Exercise description: Retype the rows below exactly as they stand, leaving out the pictures.
****************
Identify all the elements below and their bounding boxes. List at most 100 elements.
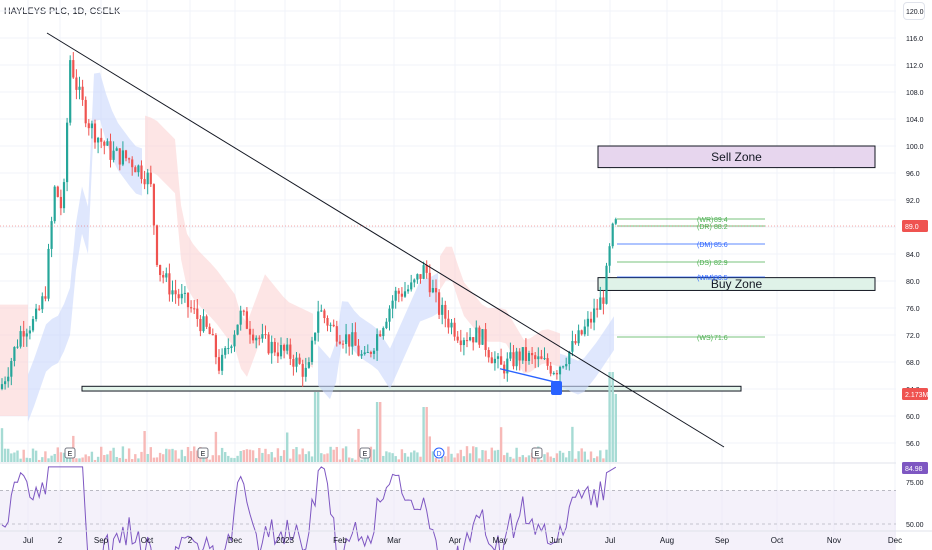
volume-bar [453, 457, 456, 462]
candle-body [385, 321, 388, 329]
candle-body [602, 297, 605, 304]
candle-body [140, 165, 143, 180]
candle-body [227, 348, 230, 350]
event-marker: D [433, 447, 445, 459]
time-tick-label: 2 [188, 536, 193, 545]
candle-body [258, 337, 261, 339]
time-tick-label: Dec [228, 536, 242, 545]
volume-bar [382, 455, 385, 462]
volume-bar [496, 449, 500, 462]
pivot-value: 82.9 [714, 260, 728, 267]
volume-bar [103, 455, 106, 462]
candle-body [72, 60, 75, 78]
volume-bar [168, 449, 171, 462]
candle-body [552, 373, 555, 375]
candle-body [317, 311, 320, 333]
volume-bar [592, 458, 596, 462]
price-tick-label: 116.0 [906, 36, 923, 43]
candle-body [351, 332, 354, 347]
volume-bar [90, 451, 94, 462]
candle-body [193, 308, 196, 310]
candle-body [90, 123, 93, 129]
volume-bar [512, 458, 515, 462]
candle-body [490, 357, 493, 364]
volume-bar [379, 402, 382, 462]
volume-bar [10, 453, 13, 462]
volume-bar [332, 449, 335, 462]
candle-body [279, 345, 283, 357]
volume-bar [276, 448, 280, 462]
volume-bar [503, 455, 506, 462]
trendline [46, 32, 725, 448]
volume-bar [602, 458, 605, 462]
candle-body [87, 123, 90, 129]
volume-bar [3, 448, 7, 462]
candle-body [304, 367, 307, 377]
volume-bar [369, 446, 373, 462]
volume-bar [568, 450, 571, 462]
volume-bar [93, 459, 97, 462]
candle-body [372, 350, 376, 354]
volume-bar [69, 455, 72, 462]
earnings-marker-icon [359, 447, 371, 459]
buy-marker [551, 381, 562, 395]
volume-bar [410, 452, 413, 462]
candle-body [171, 290, 174, 295]
candle-body [214, 335, 217, 358]
rsi-band [0, 490, 896, 550]
volume-bar [208, 459, 211, 462]
volume-bar [586, 459, 590, 462]
candle-body [335, 326, 338, 342]
volume-bar [326, 453, 329, 462]
candle-body [357, 345, 360, 356]
volume-bar [295, 447, 298, 462]
time-tick-label: Jul [23, 536, 33, 545]
candle-body [580, 330, 583, 335]
candle-body [149, 172, 152, 185]
price-tick-label: 68.0 [906, 360, 920, 367]
rsi-tick-label: 75.00 [906, 480, 924, 487]
candle-body [558, 366, 562, 375]
candle-body [345, 334, 348, 345]
pivot-value: 89.4 [714, 217, 728, 224]
candle-body [202, 316, 205, 332]
price-axis: 120.0116.0112.0108.0104.0100.096.092.088… [902, 9, 929, 529]
candle-body [425, 265, 428, 273]
volume-bar [202, 457, 205, 462]
rsi-badge-bg [902, 462, 928, 474]
candle-body [267, 334, 270, 354]
volume-bar [611, 372, 614, 462]
volume-bar [406, 456, 410, 462]
price-tick-label: 72.0 [906, 333, 920, 340]
volume-bar [413, 450, 416, 462]
volume-bar [270, 452, 273, 462]
volume-bar [391, 453, 394, 462]
chart-settings-button[interactable] [903, 2, 925, 20]
candle-body [25, 333, 28, 337]
pivot-tag: (DS) [697, 260, 711, 267]
candle-body [469, 337, 472, 341]
candle-body [236, 324, 239, 335]
volume-bar [41, 457, 44, 462]
volume-bar [397, 459, 400, 462]
volume-bar [335, 446, 338, 462]
candle-body [264, 334, 267, 336]
volume-bar [472, 446, 475, 462]
candle-body [183, 292, 186, 294]
candle-body [518, 351, 521, 361]
volume-bar [524, 457, 528, 462]
volume-bar [50, 455, 53, 462]
volume-bar [251, 450, 255, 462]
volume-bar [465, 446, 469, 462]
volume-bar [490, 447, 493, 462]
price-tick-label: 112.0 [906, 63, 923, 70]
volume-bar [134, 454, 137, 462]
volume-bar [230, 457, 233, 462]
time-tick-label: Feb [333, 536, 347, 545]
volume-bar [59, 452, 63, 462]
volume-badge: 2.173M [905, 392, 929, 399]
volume-bar [214, 431, 218, 462]
pivot-value: 88.2 [714, 224, 728, 231]
volume-bar [366, 455, 369, 462]
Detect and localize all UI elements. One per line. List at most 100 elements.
****************
Result below:
Identify all the elements below and their bounding boxes. List at most 100 elements.
volume-bar [453, 457, 456, 462]
candle-body [385, 321, 388, 329]
candle-body [602, 297, 605, 304]
candle-body [140, 165, 143, 180]
candle-body [227, 348, 230, 350]
event-marker: D [433, 447, 445, 459]
time-tick-label: 2 [188, 536, 193, 545]
candle-body [258, 337, 261, 339]
time-tick-label: Dec [228, 536, 242, 545]
volume-bar [382, 455, 385, 462]
volume-bar [496, 449, 500, 462]
pivot-value: 82.9 [714, 260, 728, 267]
volume-bar [103, 455, 106, 462]
candle-body [72, 60, 75, 78]
volume-bar [168, 449, 171, 462]
candle-body [552, 373, 555, 375]
candle-body [317, 311, 320, 333]
volume-bar [592, 458, 596, 462]
price-tick-label: 116.0 [906, 36, 923, 43]
candle-body [351, 332, 354, 347]
volume-bar [90, 451, 94, 462]
candle-body [193, 308, 196, 310]
candle-body [90, 123, 93, 129]
volume-bar [512, 458, 515, 462]
candle-body [490, 357, 493, 364]
volume-bar [379, 402, 382, 462]
volume-bar [10, 453, 13, 462]
volume-bar [332, 449, 335, 462]
candle-body [279, 345, 283, 357]
volume-bar [276, 448, 280, 462]
volume-bar [503, 455, 506, 462]
trendline [46, 32, 725, 448]
volume-bar [602, 458, 605, 462]
candle-body [87, 123, 90, 129]
volume-bar [3, 448, 7, 462]
candle-body [304, 367, 307, 377]
volume-bar [369, 446, 373, 462]
volume-bar [568, 450, 571, 462]
volume-bar [93, 459, 97, 462]
candle-body [372, 350, 376, 354]
volume-bar [69, 455, 72, 462]
earnings-marker-icon [359, 447, 371, 459]
buy-marker [551, 381, 562, 395]
volume-bar [410, 452, 413, 462]
candle-body [171, 290, 174, 295]
candle-body [214, 335, 217, 358]
rsi-band [0, 490, 896, 550]
volume-bar [208, 459, 211, 462]
volume-bar [586, 459, 590, 462]
candle-body [335, 326, 338, 342]
volume-bar [326, 453, 329, 462]
candle-body [357, 345, 360, 356]
volume-bar [295, 447, 298, 462]
time-tick-label: Jul [23, 536, 33, 545]
candle-body [580, 330, 583, 335]
candle-body [149, 172, 152, 185]
price-tick-label: 68.0 [906, 360, 920, 367]
rsi-tick-label: 75.00 [906, 480, 924, 487]
candle-body [558, 366, 562, 375]
candle-body [345, 334, 348, 345]
pivot-value: 89.4 [714, 217, 728, 224]
candle-body [202, 316, 205, 332]
price-axis: 120.0116.0112.0108.0104.0100.096.092.088… [902, 9, 929, 529]
candle-body [425, 265, 428, 273]
volume-bar [202, 457, 205, 462]
rsi-badge-bg [902, 462, 928, 474]
candle-body [267, 334, 270, 354]
volume-bar [611, 372, 614, 462]
volume-bar [406, 456, 410, 462]
price-tick-label: 72.0 [906, 333, 920, 340]
volume-bar [413, 450, 416, 462]
volume-bar [270, 452, 273, 462]
volume-bar [391, 453, 394, 462]
chart-settings-button[interactable] [903, 2, 925, 20]
candle-body [25, 333, 28, 337]
pivot-tag: (DS) [697, 260, 711, 267]
candle-body [469, 337, 472, 341]
candle-body [236, 324, 239, 335]
volume-bar [41, 457, 44, 462]
volume-bar [397, 459, 400, 462]
volume-bar [335, 446, 338, 462]
candle-body [264, 334, 267, 336]
volume-bar [472, 446, 475, 462]
candle-body [183, 292, 186, 294]
candle-body [518, 351, 521, 361]
volume-bar [524, 457, 528, 462]
volume-bar [50, 455, 53, 462]
volume-bar [251, 450, 255, 462]
volume-bar [465, 446, 469, 462]
volume-bar [490, 447, 493, 462]
price-tick-label: 112.0 [906, 63, 923, 70]
volume-bar [134, 454, 137, 462]
volume-bar [230, 457, 233, 462]
time-tick-label: Feb [333, 536, 347, 545]
volume-bar [59, 452, 63, 462]
volume-badge: 2.173M [905, 392, 929, 399]
volume-bar [214, 431, 218, 462]
pivot-value: 88.2 [714, 224, 728, 231]
volume-bar [366, 455, 369, 462]
Detect and localize all UI elements. One per line. List at most 100 elements.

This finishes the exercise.